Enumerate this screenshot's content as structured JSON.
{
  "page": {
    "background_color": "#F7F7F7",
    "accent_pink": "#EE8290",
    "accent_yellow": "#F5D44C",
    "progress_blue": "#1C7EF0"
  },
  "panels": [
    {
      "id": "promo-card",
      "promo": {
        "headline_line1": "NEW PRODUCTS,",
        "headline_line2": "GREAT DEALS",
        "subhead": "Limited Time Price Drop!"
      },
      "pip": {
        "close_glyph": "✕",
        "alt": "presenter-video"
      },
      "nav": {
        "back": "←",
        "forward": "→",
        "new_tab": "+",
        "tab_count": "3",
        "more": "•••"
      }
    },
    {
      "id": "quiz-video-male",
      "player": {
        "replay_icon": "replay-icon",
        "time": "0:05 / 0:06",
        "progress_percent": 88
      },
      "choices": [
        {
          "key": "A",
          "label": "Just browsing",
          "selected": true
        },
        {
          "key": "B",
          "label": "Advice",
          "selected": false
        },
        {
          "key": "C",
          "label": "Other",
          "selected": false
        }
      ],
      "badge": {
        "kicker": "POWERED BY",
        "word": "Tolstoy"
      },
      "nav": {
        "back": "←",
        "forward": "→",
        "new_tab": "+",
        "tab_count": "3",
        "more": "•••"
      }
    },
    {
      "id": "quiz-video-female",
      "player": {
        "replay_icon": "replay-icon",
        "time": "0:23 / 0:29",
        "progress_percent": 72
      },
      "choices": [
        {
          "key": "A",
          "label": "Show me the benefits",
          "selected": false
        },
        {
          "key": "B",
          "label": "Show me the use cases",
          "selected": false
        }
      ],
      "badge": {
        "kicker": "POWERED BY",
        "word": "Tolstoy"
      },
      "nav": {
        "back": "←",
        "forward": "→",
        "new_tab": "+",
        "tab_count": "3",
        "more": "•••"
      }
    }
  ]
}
# # # #
• [PROBLEM TO WORK ON]: Transcribe every line of the data, exactly as it stands.

• [COMPLETED EXERCISE]:
Enumerate this screenshot's content as structured JSON.
{
  "page": {
    "background_color": "#F7F7F7",
    "accent_pink": "#EE8290",
    "accent_yellow": "#F5D44C",
    "progress_blue": "#1C7EF0"
  },
  "panels": [
    {
      "id": "promo-card",
      "promo": {
        "headline_line1": "NEW PRODUCTS,",
        "headline_line2": "GREAT DEALS",
        "subhead": "Limited Time Price Drop!"
      },
      "pip": {
        "close_glyph": "✕",
        "alt": "presenter-video"
      },
      "nav": {
        "back": "←",
        "forward": "→",
        "new_tab": "+",
        "tab_count": "3",
        "more": "•••"
      }
    },
    {
      "id": "quiz-video-male",
      "player": {
        "replay_icon": "replay-icon",
        "time": "0:05 / 0:06",
        "progress_percent": 88
      },
      "choices": [
        {
          "key": "A",
          "label": "Just browsing",
          "selected": true
        },
        {
          "key": "B",
          "label": "Advice",
          "selected": false
        },
        {
          "key": "C",
          "label": "Other",
          "selected": false
        }
      ],
      "badge": {
        "kicker": "POWERED BY",
        "word": "Tolstoy"
      },
      "nav": {
        "back": "←",
        "forward": "→",
        "new_tab": "+",
        "tab_count": "3",
        "more": "•••"
      }
    },
    {
      "id": "quiz-video-female",
      "player": {
        "replay_icon": "replay-icon",
        "time": "0:23 / 0:29",
        "progress_percent": 72
      },
      "choices": [
        {
          "key": "A",
          "label": "Show me the benefits",
          "selected": false
        },
        {
          "key": "B",
          "label": "Show me the use cases",
          "selected": false
        }
      ],
      "badge": {
        "kicker": "POWERED BY",
        "word": "Tolstoy"
      },
      "nav": {
        "back": "←",
        "forward": "→",
        "new_tab": "+",
        "tab_count": "3",
        "more": "•••"
      }
    }
  ]
}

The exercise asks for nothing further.